Boxed element entries:
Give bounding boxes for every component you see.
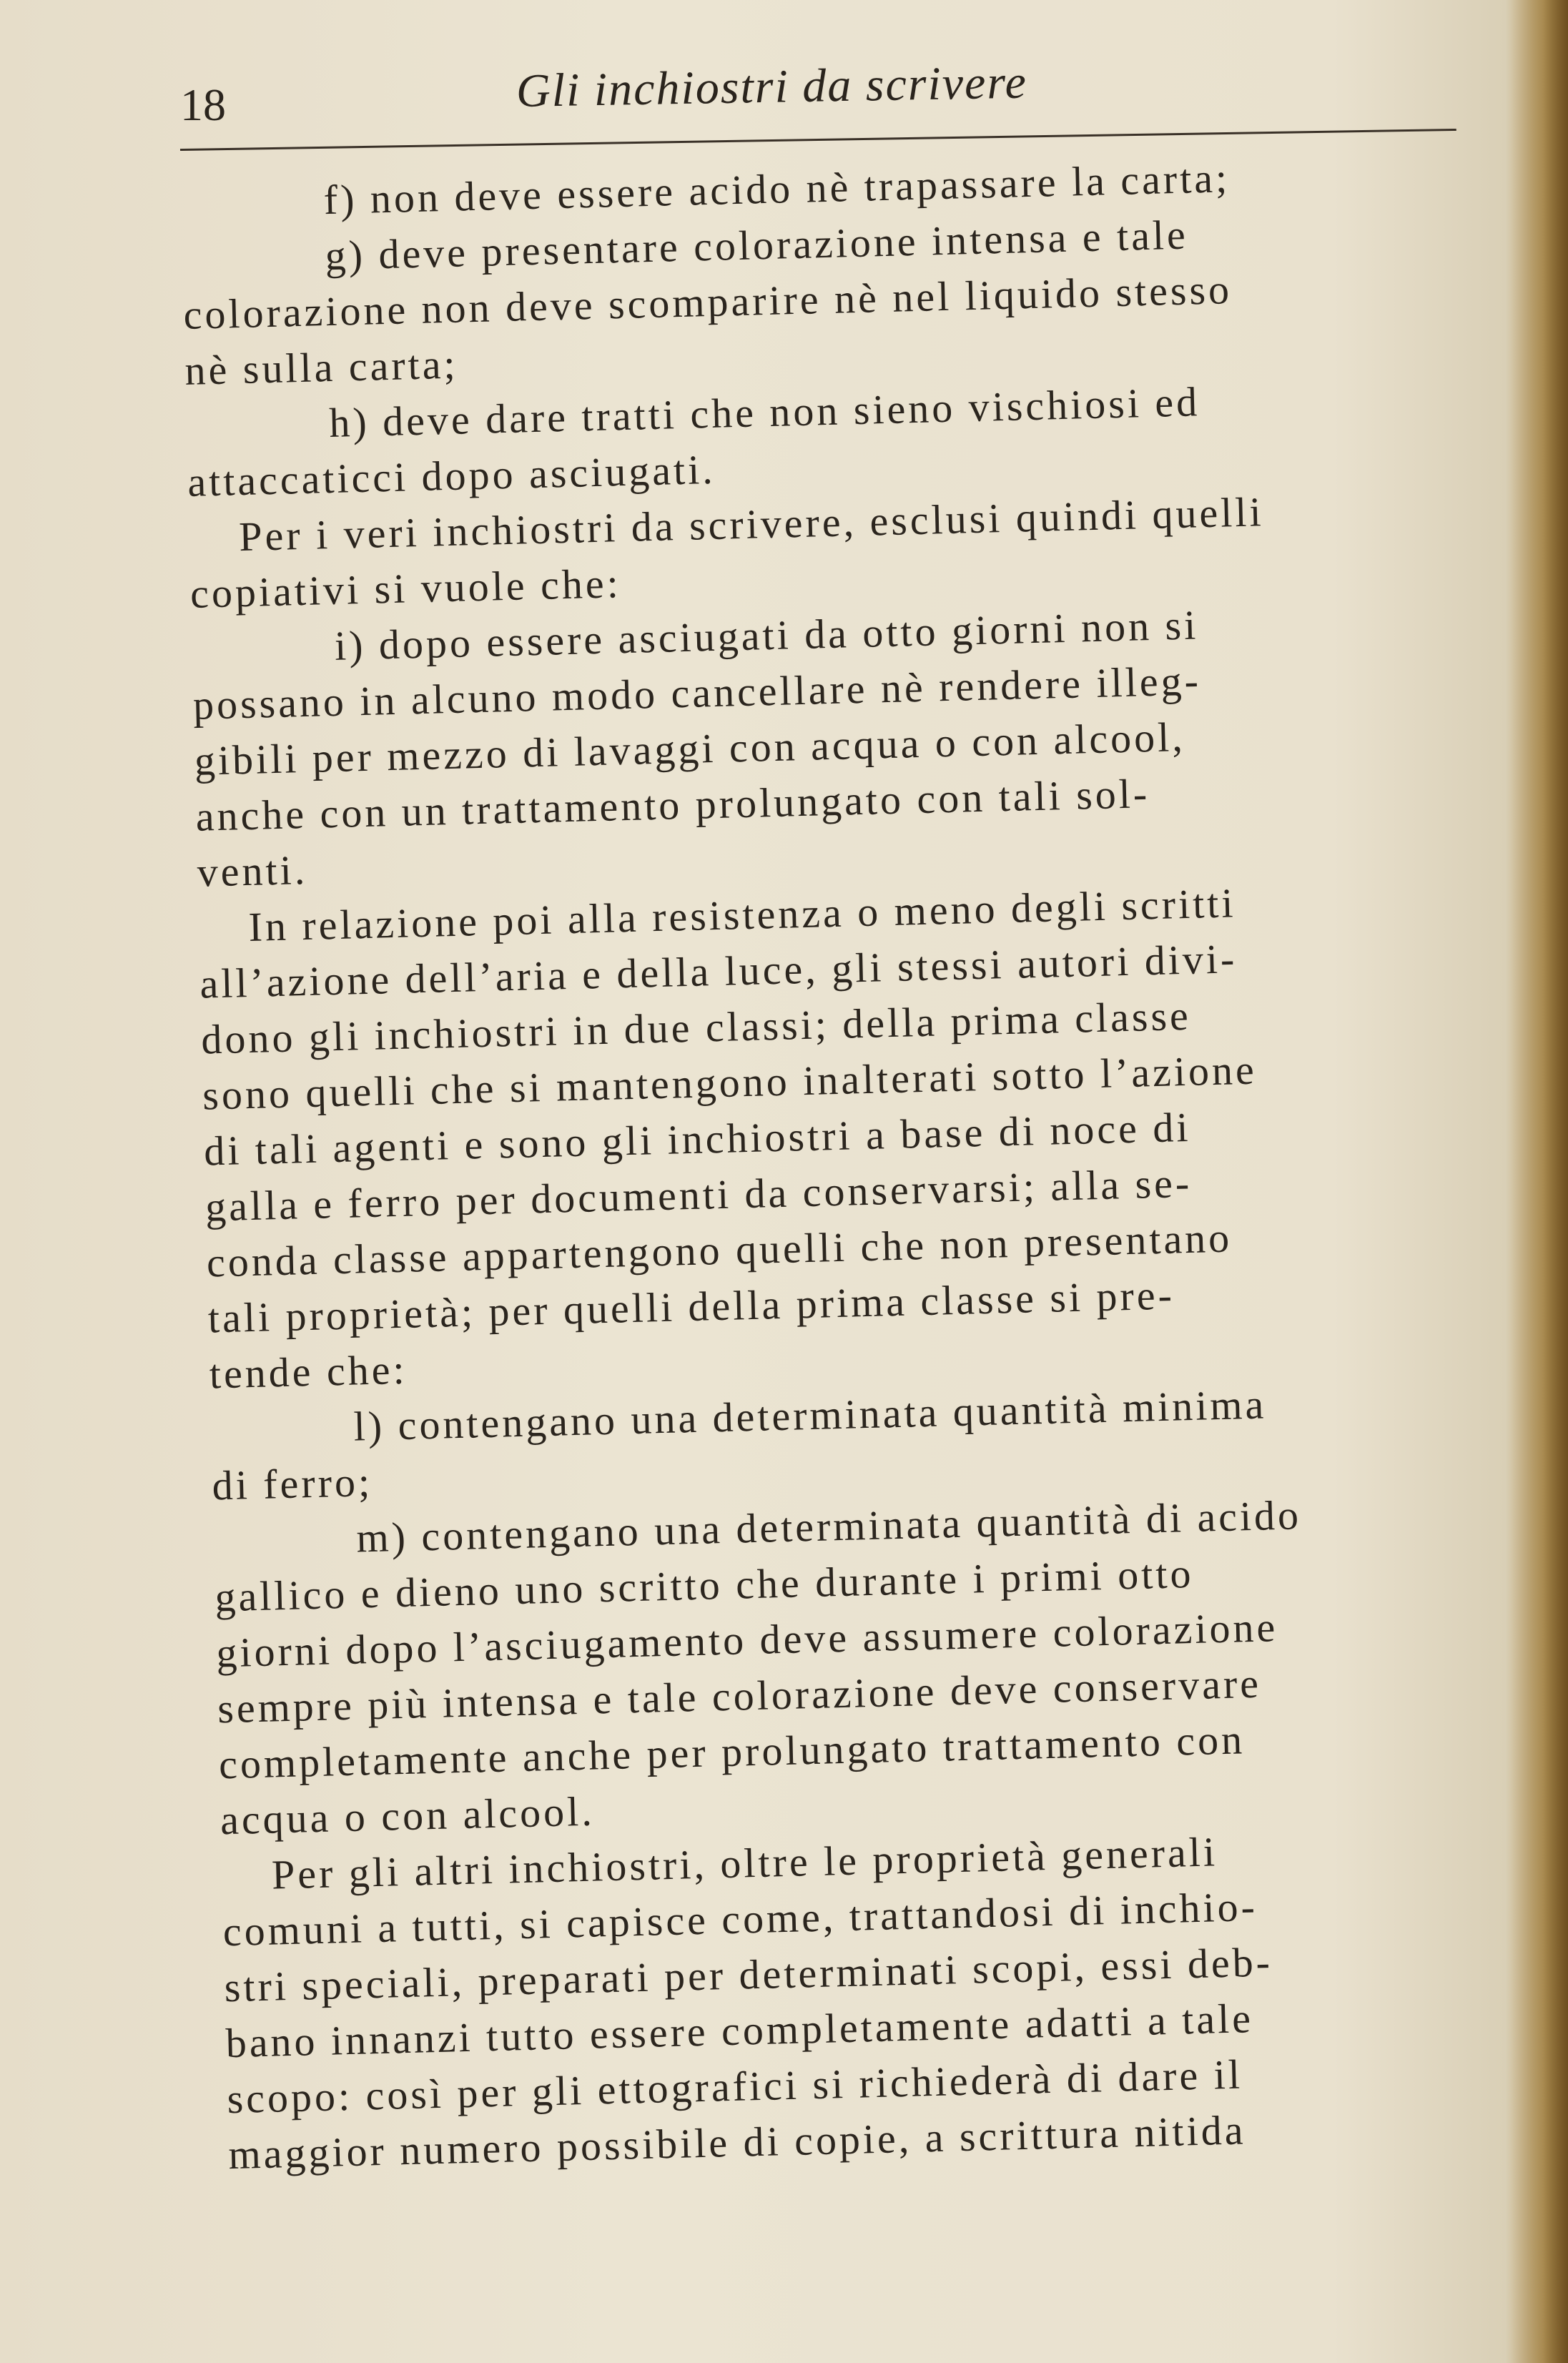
text-line: nè sulla carta;: [184, 340, 459, 394]
text-line: m) contengano una determinata quantità di acido: [355, 1491, 1302, 1562]
text-line: l) contengano una determinata quantità minima: [352, 1381, 1267, 1450]
text-line: tali proprietà; per quelli della prima classe si pre-: [207, 1271, 1175, 1342]
text-line: In relazione poi alla resistenza o meno degli scritti: [247, 879, 1237, 950]
text-line: comuni a tutti, si capisce come, trattandosi di inchio-: [222, 1883, 1258, 1955]
text-line: scopo: così per gli ettografici si richiederà di dare il: [226, 2051, 1243, 2123]
text-line: acqua o con alcool.: [220, 1787, 596, 1844]
text-line: tende che:: [209, 1346, 408, 1398]
text-line: giorni dopo l’asciugamento deve assumere colorazione: [215, 1604, 1278, 1677]
text-line: galla e ferro per documenti da conservarsi; alla se-: [204, 1159, 1193, 1230]
text-line: attaccaticci dopo asciugati.: [187, 445, 716, 505]
text-line: gallico e dieno uno scritto che durante i primi otto: [214, 1549, 1195, 1621]
text-line: conda classe appartengono quelli che non presentano: [206, 1214, 1233, 1286]
text-line: di tali agenti e sono gli inchiostri a base di noce di: [203, 1103, 1192, 1175]
text-line: Per gli altri inchiostri, oltre le proprietà generali: [271, 1828, 1218, 1898]
text-line: bano innanzi tutto essere completamente adatti a tale: [225, 1995, 1254, 2067]
text-line: i) dopo essere asciugati da otto giorni non si: [334, 601, 1199, 669]
text-line: possano in alcuno modo cancellare nè rendere illeg-: [192, 657, 1202, 729]
text-line: dono gli inchiostri in due classi; della prima classe: [200, 992, 1192, 1063]
text-line: sono quelli che si mantengono inalterati sotto l’azione: [202, 1046, 1258, 1119]
text-line: di ferro;: [211, 1458, 373, 1509]
header-rule: [180, 129, 1456, 151]
text-line: f) non deve essere acido nè trapassare la carta;: [322, 154, 1231, 224]
text-line: completamente anche per prolungato trattamento con: [218, 1716, 1246, 1788]
text-line: g) deve presentare colorazione intensa e tale: [324, 211, 1189, 280]
text-line: maggior numero possibile di copie, a scrittura nitida: [227, 2106, 1247, 2179]
page-header: [180, 57, 1456, 150]
running-title: Gli inchiostri da scrivere: [516, 56, 1028, 117]
text-line: anche con un trattamento prolungato con tali sol-: [195, 770, 1150, 840]
text-line: venti.: [196, 846, 308, 896]
text-line: sempre più intensa e tale colorazione deve conservare: [217, 1659, 1262, 1732]
text-line: h) deve dare tratti che non sieno vischiosi ed: [328, 378, 1200, 447]
page-number: 18: [180, 79, 226, 130]
text-line: stri speciali, preparati per determinati scopi, essi deb-: [224, 1938, 1273, 2011]
text-line: Per i veri inchiostri da scrivere, esclusi quindi quelli: [238, 488, 1265, 561]
text-line: copiativi si vuole che:: [189, 560, 622, 617]
text-line: gibili per mezzo di lavaggi con acqua o con alcool,: [194, 713, 1186, 784]
text-line: colorazione non deve scomparire nè nel liquido stesso: [182, 266, 1233, 338]
text-line: all’azione dell’aria e della luce, gli stessi autori divi-: [199, 935, 1238, 1007]
body-text: [180, 147, 1466, 2179]
page-spine-shadow: [1511, 0, 1568, 2363]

*WHAT TO WORK ON*.
Copy out unchanged the rows from the one containing "text-line: nè sulla" through the one containing "page-header: [180, 57, 1456, 150]", including both.

*REPLY TO THE EXERCISE*.
text-line: nè sulla carta;: [184, 340, 459, 394]
text-line: m) contengano una determinata quantità di acido: [355, 1491, 1302, 1562]
text-line: l) contengano una determinata quantità minima: [352, 1381, 1267, 1450]
text-line: tali proprietà; per quelli della prima classe si pre-: [207, 1271, 1175, 1342]
text-line: In relazione poi alla resistenza o meno degli scritti: [247, 879, 1237, 950]
text-line: comuni a tutti, si capisce come, trattandosi di inchio-: [222, 1883, 1258, 1955]
text-line: scopo: così per gli ettografici si richiederà di dare il: [226, 2051, 1243, 2123]
text-line: acqua o con alcool.: [220, 1787, 596, 1844]
text-line: tende che:: [209, 1346, 408, 1398]
text-line: giorni dopo l’asciugamento deve assumere colorazione: [215, 1604, 1278, 1677]
text-line: galla e ferro per documenti da conservarsi; alla se-: [204, 1159, 1193, 1230]
text-line: attaccaticci dopo asciugati.: [187, 445, 716, 505]
text-line: gallico e dieno uno scritto che durante i primi otto: [214, 1549, 1195, 1621]
text-line: conda classe appartengono quelli che non presentano: [206, 1214, 1233, 1286]
text-line: di tali agenti e sono gli inchiostri a base di noce di: [203, 1103, 1192, 1175]
text-line: Per gli altri inchiostri, oltre le proprietà generali: [271, 1828, 1218, 1898]
text-line: bano innanzi tutto essere completamente adatti a tale: [225, 1995, 1254, 2067]
text-line: i) dopo essere asciugati da otto giorni non si: [334, 601, 1199, 669]
text-line: possano in alcuno modo cancellare nè rendere illeg-: [192, 657, 1202, 729]
text-line: dono gli inchiostri in due classi; della prima classe: [200, 992, 1192, 1063]
text-line: sono quelli che si mantengono inalterati sotto l’azione: [202, 1046, 1258, 1119]
text-line: di ferro;: [211, 1458, 373, 1509]
header-rule: [180, 129, 1456, 151]
text-line: f) non deve essere acido nè trapassare la carta;: [322, 154, 1231, 224]
text-line: completamente anche per prolungato trattamento con: [218, 1716, 1246, 1788]
text-line: g) deve presentare colorazione intensa e tale: [324, 211, 1189, 280]
text-line: maggior numero possibile di copie, a scrittura nitida: [227, 2106, 1247, 2179]
page-header: [180, 57, 1456, 150]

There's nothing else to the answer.